#### PROVIDED DATA
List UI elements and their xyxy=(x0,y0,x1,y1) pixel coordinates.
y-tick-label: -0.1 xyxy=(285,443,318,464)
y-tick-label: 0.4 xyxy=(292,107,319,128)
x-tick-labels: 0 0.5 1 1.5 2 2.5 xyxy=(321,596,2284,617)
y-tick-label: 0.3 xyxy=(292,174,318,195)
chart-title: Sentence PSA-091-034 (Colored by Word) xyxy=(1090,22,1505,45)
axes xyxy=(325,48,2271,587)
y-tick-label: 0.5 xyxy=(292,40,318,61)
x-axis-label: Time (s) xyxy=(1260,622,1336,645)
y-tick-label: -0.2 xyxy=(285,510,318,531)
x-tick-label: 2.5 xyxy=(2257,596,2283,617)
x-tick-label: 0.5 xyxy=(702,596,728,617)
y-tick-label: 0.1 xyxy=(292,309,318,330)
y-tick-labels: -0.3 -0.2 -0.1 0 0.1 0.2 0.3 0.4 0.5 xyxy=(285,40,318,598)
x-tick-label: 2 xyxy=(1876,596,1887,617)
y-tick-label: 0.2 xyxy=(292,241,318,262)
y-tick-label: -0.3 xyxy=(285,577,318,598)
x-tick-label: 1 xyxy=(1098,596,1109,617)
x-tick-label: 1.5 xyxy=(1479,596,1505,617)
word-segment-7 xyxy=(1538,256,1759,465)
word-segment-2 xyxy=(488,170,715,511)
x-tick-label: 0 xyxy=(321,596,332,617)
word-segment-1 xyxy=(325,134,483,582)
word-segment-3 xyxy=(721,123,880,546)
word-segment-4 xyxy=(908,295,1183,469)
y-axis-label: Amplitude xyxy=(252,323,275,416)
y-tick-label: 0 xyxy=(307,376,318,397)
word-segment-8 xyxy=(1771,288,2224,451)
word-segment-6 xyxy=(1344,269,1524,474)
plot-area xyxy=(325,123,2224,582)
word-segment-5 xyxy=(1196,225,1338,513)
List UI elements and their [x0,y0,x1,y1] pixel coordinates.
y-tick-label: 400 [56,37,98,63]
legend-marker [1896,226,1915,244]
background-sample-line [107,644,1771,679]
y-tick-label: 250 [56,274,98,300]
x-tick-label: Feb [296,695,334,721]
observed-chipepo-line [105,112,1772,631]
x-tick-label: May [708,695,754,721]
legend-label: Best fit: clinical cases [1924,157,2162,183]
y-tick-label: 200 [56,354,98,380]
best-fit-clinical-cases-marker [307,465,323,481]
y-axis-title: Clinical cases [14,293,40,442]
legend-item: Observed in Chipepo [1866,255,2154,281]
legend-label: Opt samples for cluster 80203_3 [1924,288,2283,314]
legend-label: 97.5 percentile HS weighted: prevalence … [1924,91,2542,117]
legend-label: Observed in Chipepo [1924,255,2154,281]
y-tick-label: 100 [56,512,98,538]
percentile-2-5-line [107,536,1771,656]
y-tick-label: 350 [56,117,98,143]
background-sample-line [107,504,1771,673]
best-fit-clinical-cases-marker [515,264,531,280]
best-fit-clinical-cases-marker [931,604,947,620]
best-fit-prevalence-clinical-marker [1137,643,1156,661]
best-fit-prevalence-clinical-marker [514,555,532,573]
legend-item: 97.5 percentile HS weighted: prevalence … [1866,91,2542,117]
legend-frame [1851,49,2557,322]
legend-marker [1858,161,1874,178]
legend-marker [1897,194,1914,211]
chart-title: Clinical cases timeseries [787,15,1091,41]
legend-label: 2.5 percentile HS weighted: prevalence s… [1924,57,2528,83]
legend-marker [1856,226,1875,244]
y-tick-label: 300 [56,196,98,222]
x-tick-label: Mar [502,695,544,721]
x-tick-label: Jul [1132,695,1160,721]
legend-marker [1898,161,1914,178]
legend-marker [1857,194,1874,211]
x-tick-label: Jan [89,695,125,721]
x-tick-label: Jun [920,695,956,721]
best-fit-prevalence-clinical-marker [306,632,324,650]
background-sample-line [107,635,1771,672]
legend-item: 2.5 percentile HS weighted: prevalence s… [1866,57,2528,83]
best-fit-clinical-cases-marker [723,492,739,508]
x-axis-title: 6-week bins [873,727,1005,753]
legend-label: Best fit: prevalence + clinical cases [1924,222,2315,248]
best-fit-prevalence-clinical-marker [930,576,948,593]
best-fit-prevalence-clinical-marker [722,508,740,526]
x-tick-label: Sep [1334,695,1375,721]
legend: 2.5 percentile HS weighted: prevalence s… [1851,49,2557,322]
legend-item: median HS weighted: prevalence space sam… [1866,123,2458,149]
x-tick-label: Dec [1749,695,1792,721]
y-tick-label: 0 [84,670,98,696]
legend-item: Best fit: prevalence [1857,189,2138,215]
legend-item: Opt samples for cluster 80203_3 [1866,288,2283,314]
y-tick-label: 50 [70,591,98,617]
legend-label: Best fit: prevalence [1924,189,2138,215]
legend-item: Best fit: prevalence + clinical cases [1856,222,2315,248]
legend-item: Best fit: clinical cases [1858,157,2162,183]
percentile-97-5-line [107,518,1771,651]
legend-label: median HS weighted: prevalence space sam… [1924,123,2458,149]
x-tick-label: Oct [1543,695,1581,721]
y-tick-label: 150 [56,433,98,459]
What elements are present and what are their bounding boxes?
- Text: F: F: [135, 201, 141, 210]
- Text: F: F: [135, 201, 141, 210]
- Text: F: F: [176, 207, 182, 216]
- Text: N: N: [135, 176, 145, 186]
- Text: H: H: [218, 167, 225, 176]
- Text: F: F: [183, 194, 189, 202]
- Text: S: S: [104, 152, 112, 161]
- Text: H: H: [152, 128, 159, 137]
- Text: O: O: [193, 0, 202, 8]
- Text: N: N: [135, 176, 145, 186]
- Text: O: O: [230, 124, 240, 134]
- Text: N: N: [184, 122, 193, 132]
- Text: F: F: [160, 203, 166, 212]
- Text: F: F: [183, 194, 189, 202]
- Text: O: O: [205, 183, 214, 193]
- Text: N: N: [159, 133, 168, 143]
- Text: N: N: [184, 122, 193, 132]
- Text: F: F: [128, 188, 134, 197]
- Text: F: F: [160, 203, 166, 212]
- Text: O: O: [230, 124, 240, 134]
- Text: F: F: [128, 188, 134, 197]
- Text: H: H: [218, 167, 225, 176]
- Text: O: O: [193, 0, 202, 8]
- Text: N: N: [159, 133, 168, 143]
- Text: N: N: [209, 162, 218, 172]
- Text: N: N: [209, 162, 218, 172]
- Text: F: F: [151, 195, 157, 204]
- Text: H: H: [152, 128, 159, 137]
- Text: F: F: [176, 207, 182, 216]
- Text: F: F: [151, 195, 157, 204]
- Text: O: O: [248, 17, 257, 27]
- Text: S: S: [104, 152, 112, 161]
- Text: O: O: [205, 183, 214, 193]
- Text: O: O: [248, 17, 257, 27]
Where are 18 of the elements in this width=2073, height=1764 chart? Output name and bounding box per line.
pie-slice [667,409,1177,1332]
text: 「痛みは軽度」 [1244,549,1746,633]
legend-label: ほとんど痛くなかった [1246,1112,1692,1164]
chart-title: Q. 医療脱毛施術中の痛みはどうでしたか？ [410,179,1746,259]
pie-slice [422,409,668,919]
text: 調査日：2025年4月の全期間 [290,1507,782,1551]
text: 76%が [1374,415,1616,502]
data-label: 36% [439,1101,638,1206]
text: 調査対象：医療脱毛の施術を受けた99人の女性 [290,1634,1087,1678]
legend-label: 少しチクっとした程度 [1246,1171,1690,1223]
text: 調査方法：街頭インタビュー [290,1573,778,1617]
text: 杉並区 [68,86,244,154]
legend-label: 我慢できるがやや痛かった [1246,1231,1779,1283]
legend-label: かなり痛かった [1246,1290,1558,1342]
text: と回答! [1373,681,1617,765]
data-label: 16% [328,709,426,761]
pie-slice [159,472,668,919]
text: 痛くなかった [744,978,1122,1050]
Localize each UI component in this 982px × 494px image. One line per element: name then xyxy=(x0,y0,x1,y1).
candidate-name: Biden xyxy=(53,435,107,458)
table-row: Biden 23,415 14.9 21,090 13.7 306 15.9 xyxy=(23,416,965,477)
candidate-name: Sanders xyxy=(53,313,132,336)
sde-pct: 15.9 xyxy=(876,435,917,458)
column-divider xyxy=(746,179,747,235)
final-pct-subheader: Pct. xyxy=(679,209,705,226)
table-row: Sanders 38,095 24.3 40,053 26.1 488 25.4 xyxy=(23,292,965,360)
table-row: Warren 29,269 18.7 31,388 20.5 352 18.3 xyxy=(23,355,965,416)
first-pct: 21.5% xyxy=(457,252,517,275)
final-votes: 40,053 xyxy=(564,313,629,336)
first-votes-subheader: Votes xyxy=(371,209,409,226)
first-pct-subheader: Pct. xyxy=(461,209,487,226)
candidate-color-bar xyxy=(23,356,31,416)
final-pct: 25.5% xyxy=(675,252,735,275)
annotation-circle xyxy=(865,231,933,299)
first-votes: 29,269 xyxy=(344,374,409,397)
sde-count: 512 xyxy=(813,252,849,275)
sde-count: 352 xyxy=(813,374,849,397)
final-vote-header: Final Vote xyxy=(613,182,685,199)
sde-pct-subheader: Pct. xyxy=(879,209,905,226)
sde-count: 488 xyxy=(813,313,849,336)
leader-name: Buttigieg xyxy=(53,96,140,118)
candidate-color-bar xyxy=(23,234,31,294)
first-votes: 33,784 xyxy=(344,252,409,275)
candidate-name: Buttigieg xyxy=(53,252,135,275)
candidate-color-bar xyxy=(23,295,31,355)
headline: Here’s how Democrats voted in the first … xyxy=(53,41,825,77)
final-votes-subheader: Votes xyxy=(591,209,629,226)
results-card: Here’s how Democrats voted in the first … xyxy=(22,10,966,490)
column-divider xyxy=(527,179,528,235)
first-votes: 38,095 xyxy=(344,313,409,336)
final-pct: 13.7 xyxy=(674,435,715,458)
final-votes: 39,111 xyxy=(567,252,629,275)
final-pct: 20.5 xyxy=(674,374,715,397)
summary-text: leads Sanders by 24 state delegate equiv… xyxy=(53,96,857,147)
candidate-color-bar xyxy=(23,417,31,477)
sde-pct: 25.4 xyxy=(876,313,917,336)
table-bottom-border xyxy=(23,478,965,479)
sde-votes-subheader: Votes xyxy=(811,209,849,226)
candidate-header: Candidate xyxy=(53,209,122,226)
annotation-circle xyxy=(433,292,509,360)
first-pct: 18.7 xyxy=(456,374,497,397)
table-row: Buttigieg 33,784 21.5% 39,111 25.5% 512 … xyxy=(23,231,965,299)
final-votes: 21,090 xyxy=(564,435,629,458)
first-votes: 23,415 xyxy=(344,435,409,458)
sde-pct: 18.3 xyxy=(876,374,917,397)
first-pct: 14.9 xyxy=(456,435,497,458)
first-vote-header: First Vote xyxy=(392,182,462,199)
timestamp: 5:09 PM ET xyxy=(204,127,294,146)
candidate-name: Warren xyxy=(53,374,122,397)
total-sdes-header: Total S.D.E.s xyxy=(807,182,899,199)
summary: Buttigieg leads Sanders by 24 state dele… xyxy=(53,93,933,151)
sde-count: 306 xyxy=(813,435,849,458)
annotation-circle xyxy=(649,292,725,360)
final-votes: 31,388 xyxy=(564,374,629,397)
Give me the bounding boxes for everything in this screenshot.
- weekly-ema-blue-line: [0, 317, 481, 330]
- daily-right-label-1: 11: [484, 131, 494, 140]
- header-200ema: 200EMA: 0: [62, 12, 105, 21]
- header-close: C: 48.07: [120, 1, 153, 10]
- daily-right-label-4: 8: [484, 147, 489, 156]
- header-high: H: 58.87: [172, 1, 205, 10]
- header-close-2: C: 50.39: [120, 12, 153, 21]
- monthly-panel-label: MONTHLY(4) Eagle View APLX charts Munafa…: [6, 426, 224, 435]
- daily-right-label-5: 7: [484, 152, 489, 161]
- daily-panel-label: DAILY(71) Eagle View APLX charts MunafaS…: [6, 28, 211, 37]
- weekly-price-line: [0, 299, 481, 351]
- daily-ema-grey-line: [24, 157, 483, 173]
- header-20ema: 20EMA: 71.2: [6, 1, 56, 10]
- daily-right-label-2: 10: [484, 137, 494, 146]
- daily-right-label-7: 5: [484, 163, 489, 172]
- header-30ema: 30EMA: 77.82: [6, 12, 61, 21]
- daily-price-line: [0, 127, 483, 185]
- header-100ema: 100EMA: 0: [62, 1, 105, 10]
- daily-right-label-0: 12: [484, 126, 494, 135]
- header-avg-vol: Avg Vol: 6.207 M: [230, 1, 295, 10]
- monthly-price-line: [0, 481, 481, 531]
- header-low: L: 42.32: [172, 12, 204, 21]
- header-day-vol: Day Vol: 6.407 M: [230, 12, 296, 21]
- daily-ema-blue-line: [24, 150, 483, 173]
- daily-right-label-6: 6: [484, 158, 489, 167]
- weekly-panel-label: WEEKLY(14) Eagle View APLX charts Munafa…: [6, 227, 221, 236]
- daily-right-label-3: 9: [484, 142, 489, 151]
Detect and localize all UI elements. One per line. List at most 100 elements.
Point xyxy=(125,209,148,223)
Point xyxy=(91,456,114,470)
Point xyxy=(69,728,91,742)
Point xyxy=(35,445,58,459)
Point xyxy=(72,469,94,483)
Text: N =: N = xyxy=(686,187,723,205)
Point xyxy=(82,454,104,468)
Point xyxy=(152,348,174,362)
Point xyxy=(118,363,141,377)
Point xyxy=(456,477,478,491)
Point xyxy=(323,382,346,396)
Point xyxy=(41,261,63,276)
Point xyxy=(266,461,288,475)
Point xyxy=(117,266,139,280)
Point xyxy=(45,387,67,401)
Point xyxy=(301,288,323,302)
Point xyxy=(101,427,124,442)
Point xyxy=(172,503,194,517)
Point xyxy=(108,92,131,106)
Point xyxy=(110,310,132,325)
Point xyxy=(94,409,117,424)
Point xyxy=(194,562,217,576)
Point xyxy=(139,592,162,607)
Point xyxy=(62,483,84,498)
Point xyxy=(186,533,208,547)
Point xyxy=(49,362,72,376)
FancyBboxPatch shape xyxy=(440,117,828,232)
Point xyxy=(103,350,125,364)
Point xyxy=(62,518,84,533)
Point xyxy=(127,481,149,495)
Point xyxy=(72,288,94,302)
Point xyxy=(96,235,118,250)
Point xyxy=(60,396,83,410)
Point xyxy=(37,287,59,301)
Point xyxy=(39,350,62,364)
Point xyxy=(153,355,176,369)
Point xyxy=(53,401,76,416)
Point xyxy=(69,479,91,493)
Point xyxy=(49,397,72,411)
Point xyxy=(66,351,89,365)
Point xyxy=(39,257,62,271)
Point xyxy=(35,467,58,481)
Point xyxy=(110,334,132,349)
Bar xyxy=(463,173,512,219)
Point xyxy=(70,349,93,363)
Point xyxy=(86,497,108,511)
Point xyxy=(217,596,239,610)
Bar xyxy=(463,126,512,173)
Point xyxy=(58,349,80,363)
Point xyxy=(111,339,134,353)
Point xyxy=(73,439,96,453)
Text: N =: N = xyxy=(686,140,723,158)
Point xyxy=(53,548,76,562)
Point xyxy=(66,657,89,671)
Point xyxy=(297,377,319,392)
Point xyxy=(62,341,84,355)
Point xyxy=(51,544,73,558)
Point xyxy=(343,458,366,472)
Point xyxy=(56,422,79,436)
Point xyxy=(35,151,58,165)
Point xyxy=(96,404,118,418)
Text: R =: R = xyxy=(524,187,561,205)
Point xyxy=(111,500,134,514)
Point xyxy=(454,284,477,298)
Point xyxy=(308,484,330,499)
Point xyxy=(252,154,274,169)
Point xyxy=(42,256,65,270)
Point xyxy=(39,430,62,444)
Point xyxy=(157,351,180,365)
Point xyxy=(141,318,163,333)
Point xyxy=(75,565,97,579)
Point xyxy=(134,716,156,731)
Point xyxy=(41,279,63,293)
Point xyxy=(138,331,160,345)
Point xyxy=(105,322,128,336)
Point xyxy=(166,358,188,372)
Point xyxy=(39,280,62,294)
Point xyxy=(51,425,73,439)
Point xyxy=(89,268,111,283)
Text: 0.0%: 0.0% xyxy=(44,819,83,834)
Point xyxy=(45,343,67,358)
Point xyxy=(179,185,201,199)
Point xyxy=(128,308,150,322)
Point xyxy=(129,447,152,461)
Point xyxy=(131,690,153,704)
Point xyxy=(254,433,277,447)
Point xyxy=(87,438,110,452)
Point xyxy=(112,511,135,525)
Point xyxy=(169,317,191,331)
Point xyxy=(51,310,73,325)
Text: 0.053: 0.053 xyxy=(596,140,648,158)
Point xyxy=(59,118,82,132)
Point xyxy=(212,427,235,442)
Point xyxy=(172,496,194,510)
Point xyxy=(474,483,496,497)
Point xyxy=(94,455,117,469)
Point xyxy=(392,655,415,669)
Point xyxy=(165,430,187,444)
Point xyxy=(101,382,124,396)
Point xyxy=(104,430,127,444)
########
_STATED PROBLEM_: Copy out the lines of the data above, starting at the beginning and ending at the line that contains "x-tick-label: 0.5 xyxy=(702,596,728,617)", with both of those lines included.

_IN RESPONSE_:
List UI elements and their xyxy=(x0,y0,x1,y1) pixel coordinates.
y-tick-label: -0.1 xyxy=(285,443,318,464)
y-tick-label: 0.4 xyxy=(292,107,319,128)
x-tick-labels: 0 0.5 1 1.5 2 2.5 xyxy=(321,596,2284,617)
y-tick-label: 0.3 xyxy=(292,174,318,195)
chart-title: Sentence PSA-091-034 (Colored by Word) xyxy=(1090,22,1505,45)
axes xyxy=(325,48,2271,587)
y-tick-label: 0.5 xyxy=(292,40,318,61)
x-axis-label: Time (s) xyxy=(1260,622,1336,645)
y-tick-label: -0.2 xyxy=(285,510,318,531)
x-tick-label: 2.5 xyxy=(2257,596,2283,617)
x-tick-label: 0.5 xyxy=(702,596,728,617)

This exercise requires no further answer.